— Begin Information provided —
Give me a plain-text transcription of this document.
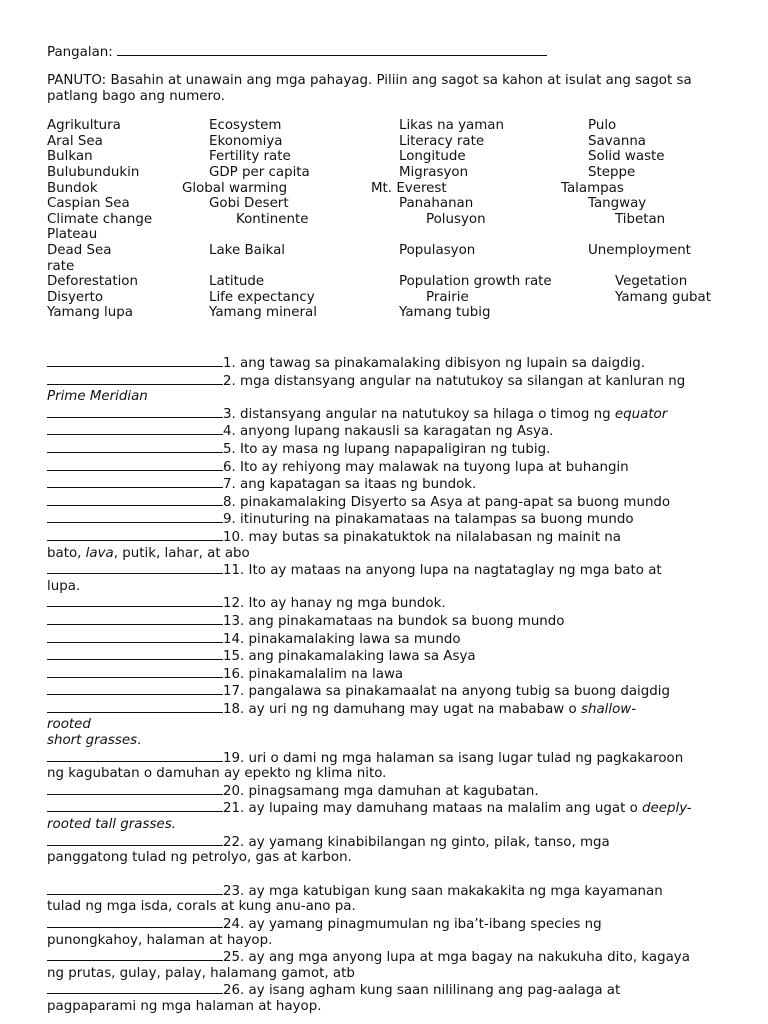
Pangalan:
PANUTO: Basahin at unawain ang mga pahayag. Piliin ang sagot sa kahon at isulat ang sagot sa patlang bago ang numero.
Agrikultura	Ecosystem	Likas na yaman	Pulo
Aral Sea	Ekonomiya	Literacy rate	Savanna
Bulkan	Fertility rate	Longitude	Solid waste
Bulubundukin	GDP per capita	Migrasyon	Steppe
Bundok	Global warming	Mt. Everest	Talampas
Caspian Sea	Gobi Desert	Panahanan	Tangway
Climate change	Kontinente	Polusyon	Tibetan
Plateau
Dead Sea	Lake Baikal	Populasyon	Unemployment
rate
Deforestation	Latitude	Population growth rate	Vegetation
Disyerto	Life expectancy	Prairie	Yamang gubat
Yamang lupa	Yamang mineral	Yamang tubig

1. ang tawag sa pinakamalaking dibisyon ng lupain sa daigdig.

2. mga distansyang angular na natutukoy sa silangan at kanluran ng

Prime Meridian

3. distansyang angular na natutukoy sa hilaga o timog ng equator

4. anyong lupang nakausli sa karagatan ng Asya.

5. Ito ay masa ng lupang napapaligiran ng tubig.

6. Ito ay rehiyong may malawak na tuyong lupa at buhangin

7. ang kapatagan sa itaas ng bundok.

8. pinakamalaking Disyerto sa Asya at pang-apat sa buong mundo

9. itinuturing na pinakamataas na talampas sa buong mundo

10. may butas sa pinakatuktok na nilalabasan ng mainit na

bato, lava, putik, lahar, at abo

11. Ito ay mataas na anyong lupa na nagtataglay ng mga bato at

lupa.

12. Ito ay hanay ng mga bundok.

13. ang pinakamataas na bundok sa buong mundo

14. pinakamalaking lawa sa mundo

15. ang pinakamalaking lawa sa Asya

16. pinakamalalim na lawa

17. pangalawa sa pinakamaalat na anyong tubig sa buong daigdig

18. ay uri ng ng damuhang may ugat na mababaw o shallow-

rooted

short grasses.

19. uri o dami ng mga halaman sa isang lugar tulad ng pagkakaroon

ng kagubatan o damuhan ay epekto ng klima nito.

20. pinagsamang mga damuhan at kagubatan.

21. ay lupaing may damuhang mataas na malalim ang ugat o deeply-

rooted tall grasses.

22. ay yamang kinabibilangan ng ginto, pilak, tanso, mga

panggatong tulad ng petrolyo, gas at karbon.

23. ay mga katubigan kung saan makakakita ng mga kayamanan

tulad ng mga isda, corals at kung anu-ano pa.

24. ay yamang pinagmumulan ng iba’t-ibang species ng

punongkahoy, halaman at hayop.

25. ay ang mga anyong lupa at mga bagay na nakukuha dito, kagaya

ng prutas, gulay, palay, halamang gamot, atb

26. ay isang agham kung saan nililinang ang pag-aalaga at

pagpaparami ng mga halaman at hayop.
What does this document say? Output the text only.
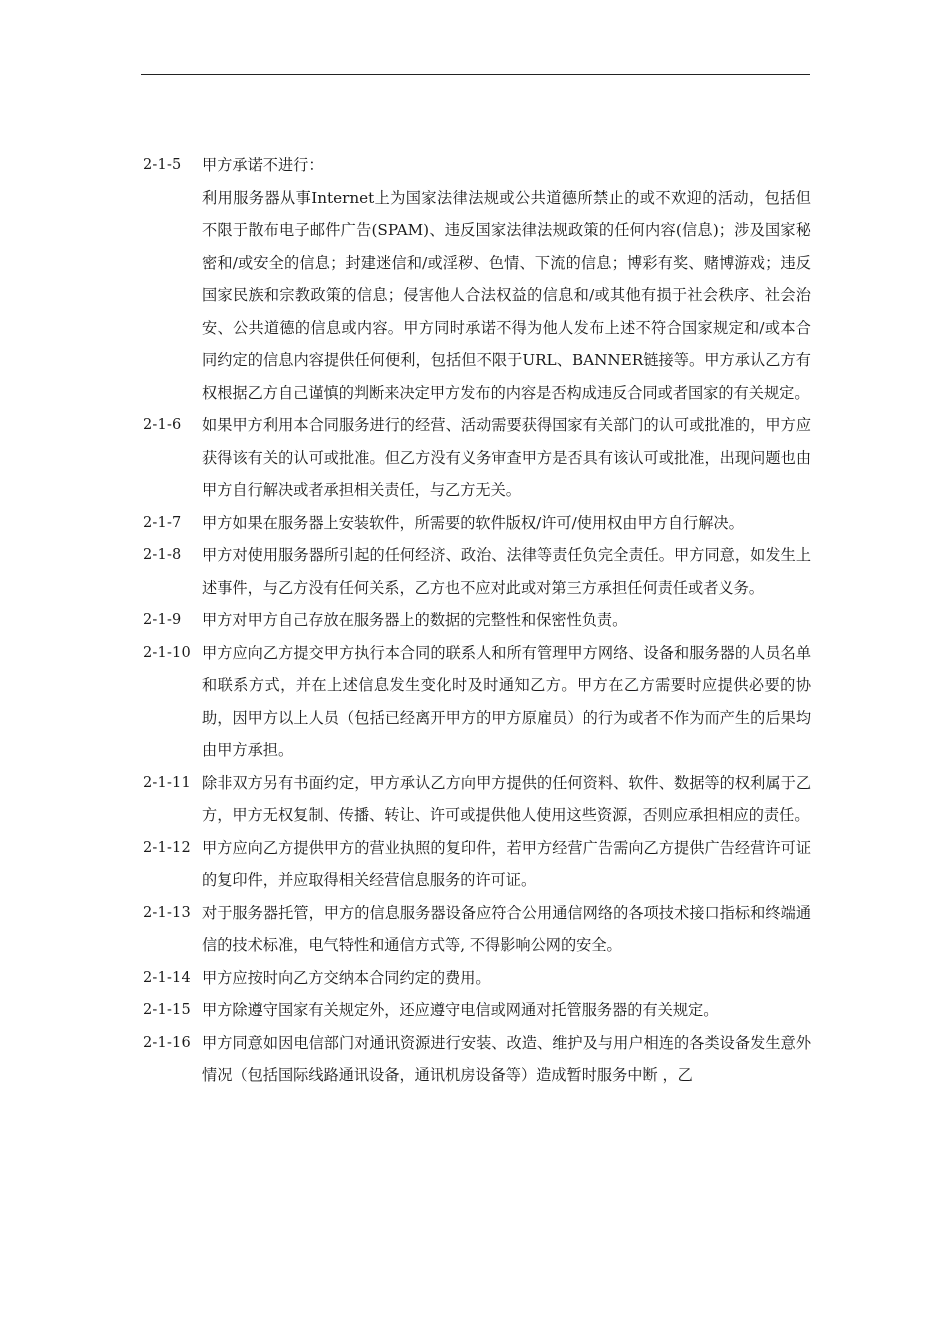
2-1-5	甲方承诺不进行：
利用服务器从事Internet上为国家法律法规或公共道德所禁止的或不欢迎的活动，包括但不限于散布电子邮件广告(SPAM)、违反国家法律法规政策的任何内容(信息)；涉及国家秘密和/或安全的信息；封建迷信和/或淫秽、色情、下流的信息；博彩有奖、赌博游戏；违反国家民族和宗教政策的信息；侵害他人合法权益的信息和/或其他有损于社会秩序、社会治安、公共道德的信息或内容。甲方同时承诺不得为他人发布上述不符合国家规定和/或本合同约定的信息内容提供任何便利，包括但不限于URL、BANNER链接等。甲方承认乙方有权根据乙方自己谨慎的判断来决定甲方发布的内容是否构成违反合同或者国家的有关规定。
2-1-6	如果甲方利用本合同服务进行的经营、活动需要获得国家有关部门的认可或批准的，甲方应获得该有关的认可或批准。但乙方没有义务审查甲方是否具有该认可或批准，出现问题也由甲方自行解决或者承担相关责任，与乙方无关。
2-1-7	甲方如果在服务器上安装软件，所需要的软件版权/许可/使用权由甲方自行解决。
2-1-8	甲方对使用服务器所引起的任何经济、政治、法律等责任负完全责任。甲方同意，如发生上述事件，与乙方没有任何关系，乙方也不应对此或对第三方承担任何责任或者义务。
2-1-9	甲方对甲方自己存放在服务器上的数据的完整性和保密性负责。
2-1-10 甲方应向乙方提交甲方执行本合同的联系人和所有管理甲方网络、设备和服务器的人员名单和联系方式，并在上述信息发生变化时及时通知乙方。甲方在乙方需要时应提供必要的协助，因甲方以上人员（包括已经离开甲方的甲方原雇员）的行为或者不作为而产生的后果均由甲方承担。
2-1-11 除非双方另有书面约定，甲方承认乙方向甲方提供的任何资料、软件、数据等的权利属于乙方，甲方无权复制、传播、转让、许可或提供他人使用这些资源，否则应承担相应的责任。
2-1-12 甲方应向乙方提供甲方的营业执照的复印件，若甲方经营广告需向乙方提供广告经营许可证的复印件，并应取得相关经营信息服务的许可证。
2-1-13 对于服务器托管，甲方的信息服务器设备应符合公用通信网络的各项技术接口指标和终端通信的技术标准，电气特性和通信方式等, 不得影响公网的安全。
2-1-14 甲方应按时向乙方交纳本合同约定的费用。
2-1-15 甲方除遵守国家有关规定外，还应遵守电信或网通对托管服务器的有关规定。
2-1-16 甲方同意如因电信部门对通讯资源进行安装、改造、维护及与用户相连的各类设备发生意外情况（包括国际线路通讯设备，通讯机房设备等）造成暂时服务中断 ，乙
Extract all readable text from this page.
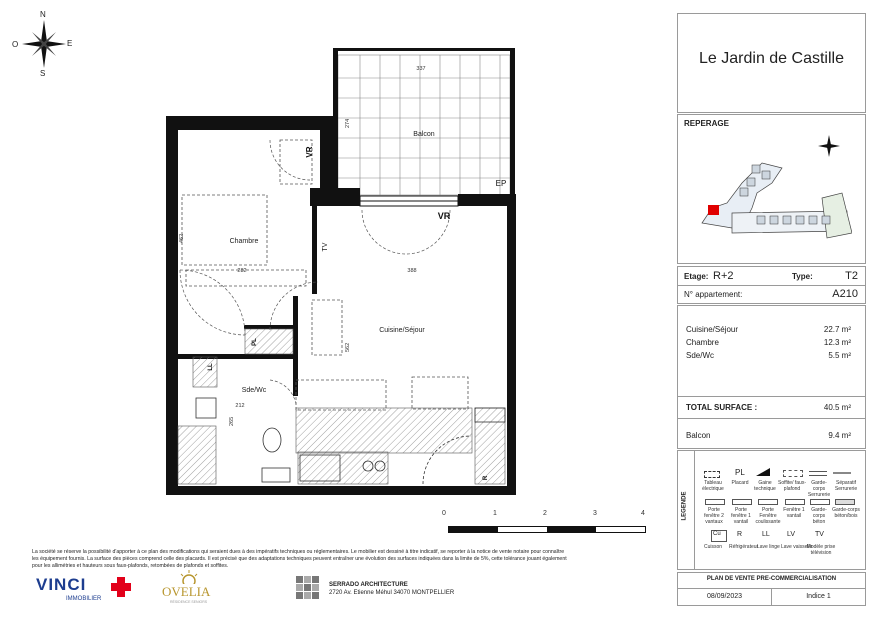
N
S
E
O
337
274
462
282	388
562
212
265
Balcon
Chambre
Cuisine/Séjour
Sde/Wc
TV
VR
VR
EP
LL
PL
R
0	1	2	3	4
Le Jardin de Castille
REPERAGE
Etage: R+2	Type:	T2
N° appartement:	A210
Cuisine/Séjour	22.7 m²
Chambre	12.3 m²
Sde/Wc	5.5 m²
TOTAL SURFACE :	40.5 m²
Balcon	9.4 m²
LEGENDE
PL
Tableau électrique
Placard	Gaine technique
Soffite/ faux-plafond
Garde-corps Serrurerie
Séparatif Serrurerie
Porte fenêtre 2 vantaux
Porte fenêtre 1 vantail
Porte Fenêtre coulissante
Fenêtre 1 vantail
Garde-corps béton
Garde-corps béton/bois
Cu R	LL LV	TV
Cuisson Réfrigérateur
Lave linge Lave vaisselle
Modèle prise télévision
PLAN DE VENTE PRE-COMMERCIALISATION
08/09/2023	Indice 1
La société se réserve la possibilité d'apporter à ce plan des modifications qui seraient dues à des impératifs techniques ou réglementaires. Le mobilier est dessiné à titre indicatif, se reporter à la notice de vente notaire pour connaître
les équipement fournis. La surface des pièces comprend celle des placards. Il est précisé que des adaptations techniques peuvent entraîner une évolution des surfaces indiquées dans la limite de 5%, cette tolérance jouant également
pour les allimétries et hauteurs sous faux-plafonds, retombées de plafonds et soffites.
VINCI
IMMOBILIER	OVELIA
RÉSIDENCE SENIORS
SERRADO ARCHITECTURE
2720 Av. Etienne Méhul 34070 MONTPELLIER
— End Information provided —
■ Given instruction: All the lines above are to be reproduced exactly, except the pictures.

■ Full answer:
Give me a plain-text transcription of this document.
Pangalan:
PANUTO: Basahin at unawain ang mga pahayag. Piliin ang sagot sa kahon at isulat ang sagot sa patlang bago ang numero.
Agrikultura	Ecosystem	Likas na yaman	Pulo
Aral Sea	Ekonomiya	Literacy rate	Savanna
Bulkan	Fertility rate	Longitude	Solid waste
Bulubundukin	GDP per capita	Migrasyon	Steppe
Bundok	Global warming	Mt. Everest	Talampas
Caspian Sea	Gobi Desert	Panahanan	Tangway
Climate change	Kontinente	Polusyon	Tibetan
Plateau
Dead Sea	Lake Baikal	Populasyon	Unemployment
rate
Deforestation	Latitude	Population growth rate	Vegetation
Disyerto	Life expectancy	Prairie	Yamang gubat
Yamang lupa	Yamang mineral	Yamang tubig

1. ang tawag sa pinakamalaking dibisyon ng lupain sa daigdig.

2. mga distansyang angular na natutukoy sa silangan at kanluran ng

Prime Meridian

3. distansyang angular na natutukoy sa hilaga o timog ng equator

4. anyong lupang nakausli sa karagatan ng Asya.

5. Ito ay masa ng lupang napapaligiran ng tubig.

6. Ito ay rehiyong may malawak na tuyong lupa at buhangin

7. ang kapatagan sa itaas ng bundok.

8. pinakamalaking Disyerto sa Asya at pang-apat sa buong mundo

9. itinuturing na pinakamataas na talampas sa buong mundo

10. may butas sa pinakatuktok na nilalabasan ng mainit na

bato, lava, putik, lahar, at abo

11. Ito ay mataas na anyong lupa na nagtataglay ng mga bato at

lupa.

12. Ito ay hanay ng mga bundok.

13. ang pinakamataas na bundok sa buong mundo

14. pinakamalaking lawa sa mundo

15. ang pinakamalaking lawa sa Asya

16. pinakamalalim na lawa

17. pangalawa sa pinakamaalat na anyong tubig sa buong daigdig

18. ay uri ng ng damuhang may ugat na mababaw o shallow-

rooted

short grasses.

19. uri o dami ng mga halaman sa isang lugar tulad ng pagkakaroon

ng kagubatan o damuhan ay epekto ng klima nito.

20. pinagsamang mga damuhan at kagubatan.

21. ay lupaing may damuhang mataas na malalim ang ugat o deeply-

rooted tall grasses.

22. ay yamang kinabibilangan ng ginto, pilak, tanso, mga

panggatong tulad ng petrolyo, gas at karbon.

23. ay mga katubigan kung saan makakakita ng mga kayamanan

tulad ng mga isda, corals at kung anu-ano pa.

24. ay yamang pinagmumulan ng iba’t-ibang species ng

punongkahoy, halaman at hayop.

25. ay ang mga anyong lupa at mga bagay na nakukuha dito, kagaya

ng prutas, gulay, palay, halamang gamot, atb

26. ay isang agham kung saan nililinang ang pag-aalaga at

pagpaparami ng mga halaman at hayop.
What does this document say? Output the text only.
2-1-5	甲方承诺不进行：
利用服务器从事Internet上为国家法律法规或公共道德所禁止的或不欢迎的活动，包括但不限于散布电子邮件广告(SPAM)、违反国家法律法规政策的任何内容(信息)；涉及国家秘密和/或安全的信息；封建迷信和/或淫秽、色情、下流的信息；博彩有奖、赌博游戏；违反国家民族和宗教政策的信息；侵害他人合法权益的信息和/或其他有损于社会秩序、社会治安、公共道德的信息或内容。甲方同时承诺不得为他人发布上述不符合国家规定和/或本合同约定的信息内容提供任何便利，包括但不限于URL、BANNER链接等。甲方承认乙方有权根据乙方自己谨慎的判断来决定甲方发布的内容是否构成违反合同或者国家的有关规定。
2-1-6	如果甲方利用本合同服务进行的经营、活动需要获得国家有关部门的认可或批准的，甲方应获得该有关的认可或批准。但乙方没有义务审查甲方是否具有该认可或批准，出现问题也由甲方自行解决或者承担相关责任，与乙方无关。
2-1-7	甲方如果在服务器上安装软件，所需要的软件版权/许可/使用权由甲方自行解决。
2-1-8	甲方对使用服务器所引起的任何经济、政治、法律等责任负完全责任。甲方同意，如发生上述事件，与乙方没有任何关系，乙方也不应对此或对第三方承担任何责任或者义务。
2-1-9	甲方对甲方自己存放在服务器上的数据的完整性和保密性负责。
2-1-10 甲方应向乙方提交甲方执行本合同的联系人和所有管理甲方网络、设备和服务器的人员名单和联系方式，并在上述信息发生变化时及时通知乙方。甲方在乙方需要时应提供必要的协助，因甲方以上人员（包括已经离开甲方的甲方原雇员）的行为或者不作为而产生的后果均由甲方承担。
2-1-11 除非双方另有书面约定，甲方承认乙方向甲方提供的任何资料、软件、数据等的权利属于乙方，甲方无权复制、传播、转让、许可或提供他人使用这些资源，否则应承担相应的责任。
2-1-12 甲方应向乙方提供甲方的营业执照的复印件，若甲方经营广告需向乙方提供广告经营许可证的复印件，并应取得相关经营信息服务的许可证。
2-1-13 对于服务器托管，甲方的信息服务器设备应符合公用通信网络的各项技术接口指标和终端通信的技术标准，电气特性和通信方式等, 不得影响公网的安全。
2-1-14 甲方应按时向乙方交纳本合同约定的费用。
2-1-15 甲方除遵守国家有关规定外，还应遵守电信或网通对托管服务器的有关规定。
2-1-16 甲方同意如因电信部门对通讯资源进行安装、改造、维护及与用户相连的各类设备发生意外情况（包括国际线路通讯设备，通讯机房设备等）造成暂时服务中断 ，乙
Extract all readable text from this page.
N
S
E
O
337
274
462
282	388
562
212
265
Balcon
Chambre
Cuisine/Séjour
Sde/Wc
TV
VR
VR
EP
LL
PL
R
0	1	2	3	4
Le Jardin de Castille
REPERAGE
Etage: R+2	Type:	T2
N° appartement:	A210
Cuisine/Séjour	22.7 m²
Chambre	12.3 m²
Sde/Wc	5.5 m²
TOTAL SURFACE :	40.5 m²
Balcon	9.4 m²
LEGENDE
PL
Tableau électrique
Placard	Gaine technique
Soffite/ faux-plafond
Garde-corps Serrurerie
Séparatif Serrurerie
Porte fenêtre 2 vantaux
Porte fenêtre 1 vantail
Porte Fenêtre coulissante
Fenêtre 1 vantail
Garde-corps béton
Garde-corps béton/bois
Cu R	LL LV	TV
Cuisson Réfrigérateur
Lave linge Lave vaisselle
Modèle prise télévision
PLAN DE VENTE PRE-COMMERCIALISATION
08/09/2023	Indice 1
La société se réserve la possibilité d'apporter à ce plan des modifications qui seraient dues à des impératifs techniques ou réglementaires. Le mobilier est dessiné à titre indicatif, se reporter à la notice de vente notaire pour connaître
les équipement fournis. La surface des pièces comprend celle des placards. Il est précisé que des adaptations techniques peuvent entraîner une évolution des surfaces indiquées dans la limite de 5%, cette tolérance jouant également
pour les allimétries et hauteurs sous faux-plafonds, retombées de plafonds et soffites.
VINCI
IMMOBILIER	OVELIA
RÉSIDENCE SENIORS
SERRADO ARCHITECTURE
2720 Av. Etienne Méhul 34070 MONTPELLIER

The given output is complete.